▸ **Task statement**: Pictures appear in the records below; write out everything else exactly.

(Records)
-*-
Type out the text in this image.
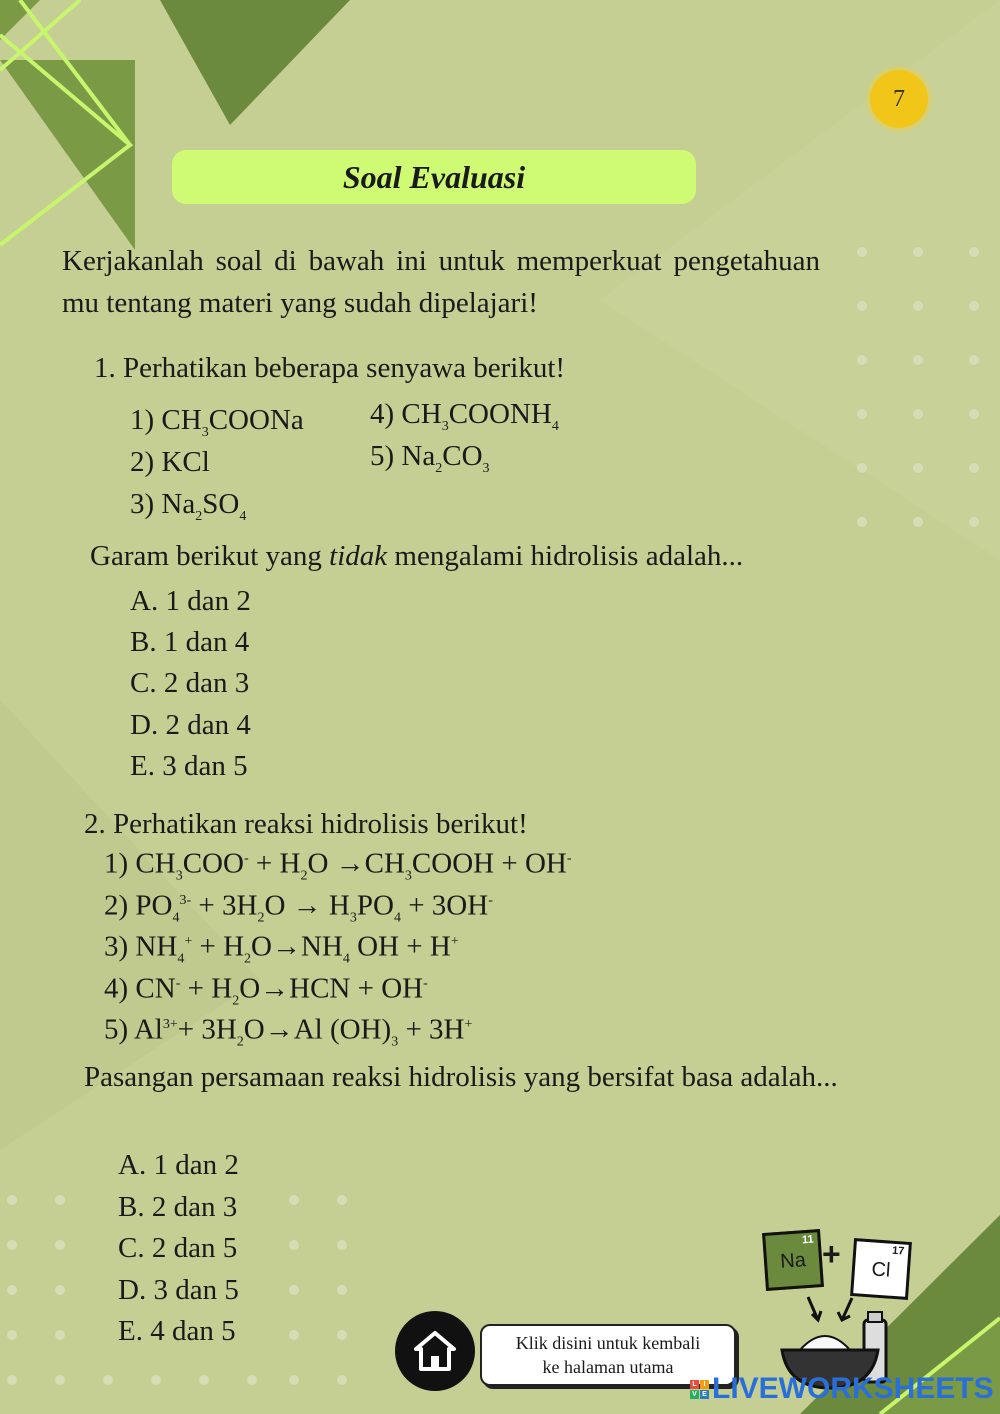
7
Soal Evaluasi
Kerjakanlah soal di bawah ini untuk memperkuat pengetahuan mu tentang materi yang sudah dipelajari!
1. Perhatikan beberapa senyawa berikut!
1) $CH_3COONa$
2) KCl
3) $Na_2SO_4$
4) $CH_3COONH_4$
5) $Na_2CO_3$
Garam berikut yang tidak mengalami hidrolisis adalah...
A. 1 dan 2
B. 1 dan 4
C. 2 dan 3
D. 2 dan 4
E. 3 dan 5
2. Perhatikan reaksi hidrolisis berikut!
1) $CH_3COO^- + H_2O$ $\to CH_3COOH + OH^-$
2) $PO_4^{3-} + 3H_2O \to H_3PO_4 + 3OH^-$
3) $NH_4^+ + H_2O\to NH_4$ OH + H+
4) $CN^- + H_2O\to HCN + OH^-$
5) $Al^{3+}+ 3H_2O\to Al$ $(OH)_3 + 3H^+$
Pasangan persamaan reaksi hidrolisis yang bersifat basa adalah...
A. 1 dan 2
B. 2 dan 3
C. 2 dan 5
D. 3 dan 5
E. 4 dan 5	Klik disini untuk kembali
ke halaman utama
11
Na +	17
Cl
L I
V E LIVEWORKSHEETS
-*-
▸ **Solution for this task**:
Type out the text in this image.
7
Soal Evaluasi
Kerjakanlah soal di bawah ini untuk memperkuat pengetahuan mu tentang materi yang sudah dipelajari!
1. Perhatikan beberapa senyawa berikut!
1) $CH_3COONa$
2) KCl
3) $Na_2SO_4$
4) $CH_3COONH_4$
5) $Na_2CO_3$
Garam berikut yang tidak mengalami hidrolisis adalah...
A. 1 dan 2
B. 1 dan 4
C. 2 dan 3
D. 2 dan 4
E. 3 dan 5
2. Perhatikan reaksi hidrolisis berikut!
1) $CH_3COO^- + H_2O$ $\to CH_3COOH + OH^-$
2) $PO_4^{3-} + 3H_2O \to H_3PO_4 + 3OH^-$
3) $NH_4^+ + H_2O\to NH_4$ OH + H+
4) $CN^- + H_2O\to HCN + OH^-$
5) $Al^{3+}+ 3H_2O\to Al$ $(OH)_3 + 3H^+$
Pasangan persamaan reaksi hidrolisis yang bersifat basa adalah...
A. 1 dan 2
B. 2 dan 3
C. 2 dan 5
D. 3 dan 5
E. 4 dan 5	Klik disini untuk kembali
ke halaman utama
11
Na +	17
Cl
L I
V E LIVEWORKSHEETS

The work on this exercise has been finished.